What to work on: Your task is to print every entry below exactly as given.

====

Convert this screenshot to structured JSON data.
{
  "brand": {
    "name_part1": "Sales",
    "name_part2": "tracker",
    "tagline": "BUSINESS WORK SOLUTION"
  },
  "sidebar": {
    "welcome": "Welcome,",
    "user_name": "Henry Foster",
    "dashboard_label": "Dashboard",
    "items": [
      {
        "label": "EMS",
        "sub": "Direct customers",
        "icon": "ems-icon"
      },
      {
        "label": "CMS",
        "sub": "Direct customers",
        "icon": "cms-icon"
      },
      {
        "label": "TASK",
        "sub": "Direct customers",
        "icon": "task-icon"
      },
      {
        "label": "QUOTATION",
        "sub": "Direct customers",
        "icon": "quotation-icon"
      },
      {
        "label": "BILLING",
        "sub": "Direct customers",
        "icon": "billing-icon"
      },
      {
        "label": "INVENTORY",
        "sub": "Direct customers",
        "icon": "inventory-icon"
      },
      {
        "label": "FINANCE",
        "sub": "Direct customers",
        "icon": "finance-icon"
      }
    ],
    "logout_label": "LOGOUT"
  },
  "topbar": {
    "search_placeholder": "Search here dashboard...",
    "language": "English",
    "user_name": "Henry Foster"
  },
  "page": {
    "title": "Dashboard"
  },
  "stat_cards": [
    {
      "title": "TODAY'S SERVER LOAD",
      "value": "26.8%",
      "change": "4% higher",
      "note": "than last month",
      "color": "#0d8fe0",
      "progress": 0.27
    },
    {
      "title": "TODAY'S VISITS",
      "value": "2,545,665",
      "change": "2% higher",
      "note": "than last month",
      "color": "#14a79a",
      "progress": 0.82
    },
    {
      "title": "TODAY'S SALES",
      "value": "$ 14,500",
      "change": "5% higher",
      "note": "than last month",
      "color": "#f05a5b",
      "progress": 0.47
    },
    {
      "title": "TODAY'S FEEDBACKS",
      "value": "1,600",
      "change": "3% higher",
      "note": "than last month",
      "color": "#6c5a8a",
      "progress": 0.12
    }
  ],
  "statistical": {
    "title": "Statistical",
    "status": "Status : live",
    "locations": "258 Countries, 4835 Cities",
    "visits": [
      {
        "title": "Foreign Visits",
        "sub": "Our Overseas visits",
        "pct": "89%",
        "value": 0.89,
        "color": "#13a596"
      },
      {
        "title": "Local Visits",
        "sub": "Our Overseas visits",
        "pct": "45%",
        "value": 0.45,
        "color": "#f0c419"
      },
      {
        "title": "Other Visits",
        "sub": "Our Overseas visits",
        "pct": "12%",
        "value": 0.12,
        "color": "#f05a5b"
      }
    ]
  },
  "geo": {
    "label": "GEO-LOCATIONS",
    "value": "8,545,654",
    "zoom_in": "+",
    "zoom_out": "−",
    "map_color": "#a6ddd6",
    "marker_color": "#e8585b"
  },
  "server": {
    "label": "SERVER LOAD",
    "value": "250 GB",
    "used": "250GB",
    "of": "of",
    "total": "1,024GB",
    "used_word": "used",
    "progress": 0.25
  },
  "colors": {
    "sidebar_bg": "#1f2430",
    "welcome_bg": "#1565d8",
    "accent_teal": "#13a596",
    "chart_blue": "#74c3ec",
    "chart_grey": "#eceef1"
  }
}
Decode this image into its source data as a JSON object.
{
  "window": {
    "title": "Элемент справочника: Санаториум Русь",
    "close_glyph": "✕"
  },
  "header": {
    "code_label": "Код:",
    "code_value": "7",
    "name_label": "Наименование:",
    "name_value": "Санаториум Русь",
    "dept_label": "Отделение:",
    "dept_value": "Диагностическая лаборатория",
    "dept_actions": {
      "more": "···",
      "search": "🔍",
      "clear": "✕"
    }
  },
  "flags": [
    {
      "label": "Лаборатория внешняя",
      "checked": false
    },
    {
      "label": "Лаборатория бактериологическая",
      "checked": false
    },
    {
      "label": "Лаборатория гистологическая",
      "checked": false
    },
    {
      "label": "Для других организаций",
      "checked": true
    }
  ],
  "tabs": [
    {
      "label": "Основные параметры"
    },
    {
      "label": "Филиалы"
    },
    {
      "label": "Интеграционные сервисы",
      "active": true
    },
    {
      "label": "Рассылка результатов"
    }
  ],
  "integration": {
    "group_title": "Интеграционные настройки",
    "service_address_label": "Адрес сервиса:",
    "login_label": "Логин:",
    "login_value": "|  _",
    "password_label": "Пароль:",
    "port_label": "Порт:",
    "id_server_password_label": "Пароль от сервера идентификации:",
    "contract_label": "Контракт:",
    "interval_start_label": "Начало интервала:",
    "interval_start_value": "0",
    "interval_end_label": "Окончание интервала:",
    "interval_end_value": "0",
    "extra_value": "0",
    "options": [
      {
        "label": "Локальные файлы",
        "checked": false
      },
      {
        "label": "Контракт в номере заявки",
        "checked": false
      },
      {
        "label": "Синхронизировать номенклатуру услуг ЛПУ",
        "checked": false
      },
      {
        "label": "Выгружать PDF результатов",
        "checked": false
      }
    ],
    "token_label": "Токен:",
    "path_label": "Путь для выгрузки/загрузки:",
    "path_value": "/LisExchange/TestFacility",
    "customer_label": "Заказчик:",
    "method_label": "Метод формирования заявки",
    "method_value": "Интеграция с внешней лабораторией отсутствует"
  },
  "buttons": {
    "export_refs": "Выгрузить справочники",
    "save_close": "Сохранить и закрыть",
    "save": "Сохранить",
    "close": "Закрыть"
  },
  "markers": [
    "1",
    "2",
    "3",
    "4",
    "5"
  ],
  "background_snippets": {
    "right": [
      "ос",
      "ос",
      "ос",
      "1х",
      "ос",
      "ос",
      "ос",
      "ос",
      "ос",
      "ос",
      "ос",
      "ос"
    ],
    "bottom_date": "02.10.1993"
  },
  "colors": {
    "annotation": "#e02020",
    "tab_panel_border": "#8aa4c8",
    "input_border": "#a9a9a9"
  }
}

====

Exercise output:
Convert this screenshot to structured JSON data.
{
  "brand": {
    "name_part1": "Sales",
    "name_part2": "tracker",
    "tagline": "BUSINESS WORK SOLUTION"
  },
  "sidebar": {
    "welcome": "Welcome,",
    "user_name": "Henry Foster",
    "dashboard_label": "Dashboard",
    "items": [
      {
        "label": "EMS",
        "sub": "Direct customers",
        "icon": "ems-icon"
      },
      {
        "label": "CMS",
        "sub": "Direct customers",
        "icon": "cms-icon"
      },
      {
        "label": "TASK",
        "sub": "Direct customers",
        "icon": "task-icon"
      },
      {
        "label": "QUOTATION",
        "sub": "Direct customers",
        "icon": "quotation-icon"
      },
      {
        "label": "BILLING",
        "sub": "Direct customers",
        "icon": "billing-icon"
      },
      {
        "label": "INVENTORY",
        "sub": "Direct customers",
        "icon": "inventory-icon"
      },
      {
        "label": "FINANCE",
        "sub": "Direct customers",
        "icon": "finance-icon"
      }
    ],
    "logout_label": "LOGOUT"
  },
  "topbar": {
    "search_placeholder": "Search here dashboard...",
    "language": "English",
    "user_name": "Henry Foster"
  },
  "page": {
    "title": "Dashboard"
  },
  "stat_cards": [
    {
      "title": "TODAY'S SERVER LOAD",
      "value": "26.8%",
      "change": "4% higher",
      "note": "than last month",
      "color": "#0d8fe0",
      "progress": 0.27
    },
    {
      "title": "TODAY'S VISITS",
      "value": "2,545,665",
      "change": "2% higher",
      "note": "than last month",
      "color": "#14a79a",
      "progress": 0.82
    },
    {
      "title": "TODAY'S SALES",
      "value": "$ 14,500",
      "change": "5% higher",
      "note": "than last month",
      "color": "#f05a5b",
      "progress": 0.47
    },
    {
      "title": "TODAY'S FEEDBACKS",
      "value": "1,600",
      "change": "3% higher",
      "note": "than last month",
      "color": "#6c5a8a",
      "progress": 0.12
    }
  ],
  "statistical": {
    "title": "Statistical",
    "status": "Status : live",
    "locations": "258 Countries, 4835 Cities",
    "visits": [
      {
        "title": "Foreign Visits",
        "sub": "Our Overseas visits",
        "pct": "89%",
        "value": 0.89,
        "color": "#13a596"
      },
      {
        "title": "Local Visits",
        "sub": "Our Overseas visits",
        "pct": "45%",
        "value": 0.45,
        "color": "#f0c419"
      },
      {
        "title": "Other Visits",
        "sub": "Our Overseas visits",
        "pct": "12%",
        "value": 0.12,
        "color": "#f05a5b"
      }
    ]
  },
  "geo": {
    "label": "GEO-LOCATIONS",
    "value": "8,545,654",
    "zoom_in": "+",
    "zoom_out": "−",
    "map_color": "#a6ddd6",
    "marker_color": "#e8585b"
  },
  "server": {
    "label": "SERVER LOAD",
    "value": "250 GB",
    "used": "250GB",
    "of": "of",
    "total": "1,024GB",
    "used_word": "used",
    "progress": 0.25
  },
  "colors": {
    "sidebar_bg": "#1f2430",
    "welcome_bg": "#1565d8",
    "accent_teal": "#13a596",
    "chart_blue": "#74c3ec",
    "chart_grey": "#eceef1"
  }
}
Decode this image into its source data as a JSON object.
{
  "window": {
    "title": "Элемент справочника: Санаториум Русь",
    "close_glyph": "✕"
  },
  "header": {
    "code_label": "Код:",
    "code_value": "7",
    "name_label": "Наименование:",
    "name_value": "Санаториум Русь",
    "dept_label": "Отделение:",
    "dept_value": "Диагностическая лаборатория",
    "dept_actions": {
      "more": "···",
      "search": "🔍",
      "clear": "✕"
    }
  },
  "flags": [
    {
      "label": "Лаборатория внешняя",
      "checked": false
    },
    {
      "label": "Лаборатория бактериологическая",
      "checked": false
    },
    {
      "label": "Лаборатория гистологическая",
      "checked": false
    },
    {
      "label": "Для других организаций",
      "checked": true
    }
  ],
  "tabs": [
    {
      "label": "Основные параметры"
    },
    {
      "label": "Филиалы"
    },
    {
      "label": "Интеграционные сервисы",
      "active": true
    },
    {
      "label": "Рассылка результатов"
    }
  ],
  "integration": {
    "group_title": "Интеграционные настройки",
    "service_address_label": "Адрес сервиса:",
    "login_label": "Логин:",
    "login_value": "|  _",
    "password_label": "Пароль:",
    "port_label": "Порт:",
    "id_server_password_label": "Пароль от сервера идентификации:",
    "contract_label": "Контракт:",
    "interval_start_label": "Начало интервала:",
    "interval_start_value": "0",
    "interval_end_label": "Окончание интервала:",
    "interval_end_value": "0",
    "extra_value": "0",
    "options": [
      {
        "label": "Локальные файлы",
        "checked": false
      },
      {
        "label": "Контракт в номере заявки",
        "checked": false
      },
      {
        "label": "Синхронизировать номенклатуру услуг ЛПУ",
        "checked": false
      },
      {
        "label": "Выгружать PDF результатов",
        "checked": false
      }
    ],
    "token_label": "Токен:",
    "path_label": "Путь для выгрузки/загрузки:",
    "path_value": "/LisExchange/TestFacility",
    "customer_label": "Заказчик:",
    "method_label": "Метод формирования заявки",
    "method_value": "Интеграция с внешней лабораторией отсутствует"
  },
  "buttons": {
    "export_refs": "Выгрузить справочники",
    "save_close": "Сохранить и закрыть",
    "save": "Сохранить",
    "close": "Закрыть"
  },
  "markers": [
    "1",
    "2",
    "3",
    "4",
    "5"
  ],
  "background_snippets": {
    "right": [
      "ос",
      "ос",
      "ос",
      "1х",
      "ос",
      "ос",
      "ос",
      "ос",
      "ос",
      "ос",
      "ос",
      "ос"
    ],
    "bottom_date": "02.10.1993"
  },
  "colors": {
    "annotation": "#e02020",
    "tab_panel_border": "#8aa4c8",
    "input_border": "#a9a9a9"
  }
}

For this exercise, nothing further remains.